**Entries supplied:**
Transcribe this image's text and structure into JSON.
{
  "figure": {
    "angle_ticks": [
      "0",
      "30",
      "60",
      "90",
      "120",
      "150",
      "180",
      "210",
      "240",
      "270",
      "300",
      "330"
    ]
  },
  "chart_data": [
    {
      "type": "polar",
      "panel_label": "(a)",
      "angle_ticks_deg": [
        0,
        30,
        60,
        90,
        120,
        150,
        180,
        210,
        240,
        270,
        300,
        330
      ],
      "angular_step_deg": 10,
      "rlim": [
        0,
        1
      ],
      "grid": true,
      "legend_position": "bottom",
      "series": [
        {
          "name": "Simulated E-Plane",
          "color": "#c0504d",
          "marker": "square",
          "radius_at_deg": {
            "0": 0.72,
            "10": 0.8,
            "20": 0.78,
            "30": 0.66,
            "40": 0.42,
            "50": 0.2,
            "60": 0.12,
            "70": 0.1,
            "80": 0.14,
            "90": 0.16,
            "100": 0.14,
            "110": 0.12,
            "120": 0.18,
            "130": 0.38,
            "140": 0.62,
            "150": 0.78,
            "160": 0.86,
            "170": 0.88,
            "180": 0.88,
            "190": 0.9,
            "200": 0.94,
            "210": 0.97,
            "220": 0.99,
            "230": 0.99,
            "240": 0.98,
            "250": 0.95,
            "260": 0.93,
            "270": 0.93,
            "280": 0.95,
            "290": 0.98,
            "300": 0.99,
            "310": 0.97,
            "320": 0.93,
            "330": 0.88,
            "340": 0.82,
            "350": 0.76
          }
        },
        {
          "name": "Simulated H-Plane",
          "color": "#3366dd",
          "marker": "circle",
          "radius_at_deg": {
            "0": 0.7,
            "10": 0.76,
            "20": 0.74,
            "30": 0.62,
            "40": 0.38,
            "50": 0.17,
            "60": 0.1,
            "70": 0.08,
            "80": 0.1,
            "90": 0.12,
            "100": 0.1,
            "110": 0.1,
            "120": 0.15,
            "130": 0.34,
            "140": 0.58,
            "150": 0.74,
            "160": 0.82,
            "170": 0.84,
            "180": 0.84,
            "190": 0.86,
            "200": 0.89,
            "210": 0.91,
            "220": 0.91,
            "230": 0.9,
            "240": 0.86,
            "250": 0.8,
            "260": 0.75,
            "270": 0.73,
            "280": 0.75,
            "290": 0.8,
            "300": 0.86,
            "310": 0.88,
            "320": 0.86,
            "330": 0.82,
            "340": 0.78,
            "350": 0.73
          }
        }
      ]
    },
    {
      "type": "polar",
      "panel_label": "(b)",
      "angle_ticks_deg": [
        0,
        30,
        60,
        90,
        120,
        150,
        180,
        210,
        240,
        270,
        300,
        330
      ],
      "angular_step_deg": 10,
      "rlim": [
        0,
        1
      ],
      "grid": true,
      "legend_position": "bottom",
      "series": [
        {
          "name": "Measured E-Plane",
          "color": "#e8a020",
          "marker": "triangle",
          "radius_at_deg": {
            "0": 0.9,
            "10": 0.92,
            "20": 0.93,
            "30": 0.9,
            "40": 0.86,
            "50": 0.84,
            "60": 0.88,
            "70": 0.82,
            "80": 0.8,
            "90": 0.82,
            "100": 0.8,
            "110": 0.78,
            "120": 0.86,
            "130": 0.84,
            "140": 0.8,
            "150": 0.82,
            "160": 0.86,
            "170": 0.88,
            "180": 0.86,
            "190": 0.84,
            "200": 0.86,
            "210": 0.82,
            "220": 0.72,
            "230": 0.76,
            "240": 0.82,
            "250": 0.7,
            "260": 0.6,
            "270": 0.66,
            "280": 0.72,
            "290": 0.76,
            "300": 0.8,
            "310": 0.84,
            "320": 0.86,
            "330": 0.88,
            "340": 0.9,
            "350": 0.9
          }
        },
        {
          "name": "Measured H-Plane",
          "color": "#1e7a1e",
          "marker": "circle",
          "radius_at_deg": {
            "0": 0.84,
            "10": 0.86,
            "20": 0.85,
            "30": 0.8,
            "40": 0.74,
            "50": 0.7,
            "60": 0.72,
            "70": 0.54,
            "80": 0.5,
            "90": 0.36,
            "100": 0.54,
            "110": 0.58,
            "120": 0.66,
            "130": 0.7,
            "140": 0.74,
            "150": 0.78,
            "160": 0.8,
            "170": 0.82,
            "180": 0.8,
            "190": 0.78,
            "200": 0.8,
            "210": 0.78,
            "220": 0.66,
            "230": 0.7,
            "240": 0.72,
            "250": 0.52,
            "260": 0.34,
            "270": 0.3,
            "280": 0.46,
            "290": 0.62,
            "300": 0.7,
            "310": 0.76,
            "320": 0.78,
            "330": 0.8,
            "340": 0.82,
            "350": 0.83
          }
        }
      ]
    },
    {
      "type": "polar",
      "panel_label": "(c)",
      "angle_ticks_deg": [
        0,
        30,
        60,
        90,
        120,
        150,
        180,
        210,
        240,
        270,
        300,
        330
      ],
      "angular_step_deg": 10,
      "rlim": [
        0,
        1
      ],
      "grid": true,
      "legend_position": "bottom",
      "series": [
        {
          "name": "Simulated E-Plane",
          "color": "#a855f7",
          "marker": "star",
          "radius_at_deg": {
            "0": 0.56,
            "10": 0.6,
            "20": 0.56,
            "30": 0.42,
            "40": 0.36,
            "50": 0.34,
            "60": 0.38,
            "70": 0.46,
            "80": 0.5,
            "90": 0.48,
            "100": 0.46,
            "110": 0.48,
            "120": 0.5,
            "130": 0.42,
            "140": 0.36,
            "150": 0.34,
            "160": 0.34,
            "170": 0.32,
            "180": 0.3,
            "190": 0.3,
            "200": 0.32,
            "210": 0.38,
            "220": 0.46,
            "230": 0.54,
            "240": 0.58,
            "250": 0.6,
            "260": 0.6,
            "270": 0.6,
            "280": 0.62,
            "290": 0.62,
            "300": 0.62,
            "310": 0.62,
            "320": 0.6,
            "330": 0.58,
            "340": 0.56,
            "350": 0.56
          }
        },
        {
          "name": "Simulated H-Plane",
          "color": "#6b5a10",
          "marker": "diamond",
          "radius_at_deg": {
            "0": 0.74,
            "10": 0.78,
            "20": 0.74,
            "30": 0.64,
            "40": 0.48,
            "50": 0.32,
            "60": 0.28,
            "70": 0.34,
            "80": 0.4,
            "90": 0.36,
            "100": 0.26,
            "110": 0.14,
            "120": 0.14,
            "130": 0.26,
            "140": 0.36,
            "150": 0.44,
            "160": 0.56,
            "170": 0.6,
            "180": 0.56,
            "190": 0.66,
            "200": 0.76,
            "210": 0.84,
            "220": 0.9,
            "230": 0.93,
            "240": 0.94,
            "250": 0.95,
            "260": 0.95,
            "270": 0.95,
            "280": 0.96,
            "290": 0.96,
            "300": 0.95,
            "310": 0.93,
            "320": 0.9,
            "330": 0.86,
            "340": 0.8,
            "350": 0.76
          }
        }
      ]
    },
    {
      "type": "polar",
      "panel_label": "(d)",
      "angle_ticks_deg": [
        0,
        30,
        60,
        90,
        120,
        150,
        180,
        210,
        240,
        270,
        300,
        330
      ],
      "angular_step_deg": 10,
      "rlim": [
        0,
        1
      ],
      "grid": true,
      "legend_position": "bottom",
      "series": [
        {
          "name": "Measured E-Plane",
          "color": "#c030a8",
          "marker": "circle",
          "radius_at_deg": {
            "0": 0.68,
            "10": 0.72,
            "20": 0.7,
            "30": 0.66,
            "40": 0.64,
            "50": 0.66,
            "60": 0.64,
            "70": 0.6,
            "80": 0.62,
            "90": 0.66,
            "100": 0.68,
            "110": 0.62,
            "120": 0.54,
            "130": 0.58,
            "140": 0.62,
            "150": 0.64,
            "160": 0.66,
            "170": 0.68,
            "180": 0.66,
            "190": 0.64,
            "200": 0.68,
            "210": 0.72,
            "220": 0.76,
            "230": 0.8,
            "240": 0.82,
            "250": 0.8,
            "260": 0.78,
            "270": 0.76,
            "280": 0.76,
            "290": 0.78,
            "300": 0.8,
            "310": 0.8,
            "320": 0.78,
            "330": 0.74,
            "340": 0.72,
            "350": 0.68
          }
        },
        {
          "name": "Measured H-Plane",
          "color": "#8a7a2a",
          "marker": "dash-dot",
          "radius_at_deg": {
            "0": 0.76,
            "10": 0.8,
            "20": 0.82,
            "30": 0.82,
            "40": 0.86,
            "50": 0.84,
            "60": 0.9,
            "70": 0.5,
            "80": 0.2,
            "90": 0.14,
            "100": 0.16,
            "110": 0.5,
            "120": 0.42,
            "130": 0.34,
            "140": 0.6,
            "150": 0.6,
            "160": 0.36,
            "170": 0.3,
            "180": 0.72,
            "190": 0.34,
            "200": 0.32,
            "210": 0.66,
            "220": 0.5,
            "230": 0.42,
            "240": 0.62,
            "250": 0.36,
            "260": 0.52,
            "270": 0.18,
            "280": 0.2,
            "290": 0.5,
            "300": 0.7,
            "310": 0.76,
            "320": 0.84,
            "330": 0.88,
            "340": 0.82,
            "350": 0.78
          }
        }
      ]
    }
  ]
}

**Aim of the exercise:** In the entries above, find each line with the word "color" and show it.

**Answer below:**
          "color": "#c0504d",
          "color": "#3366dd",
          "color": "#e8a020",
          "color": "#1e7a1e",
          "color": "#a855f7",
          "color": "#6b5a10",
          "color": "#c030a8",
          "color": "#8a7a2a",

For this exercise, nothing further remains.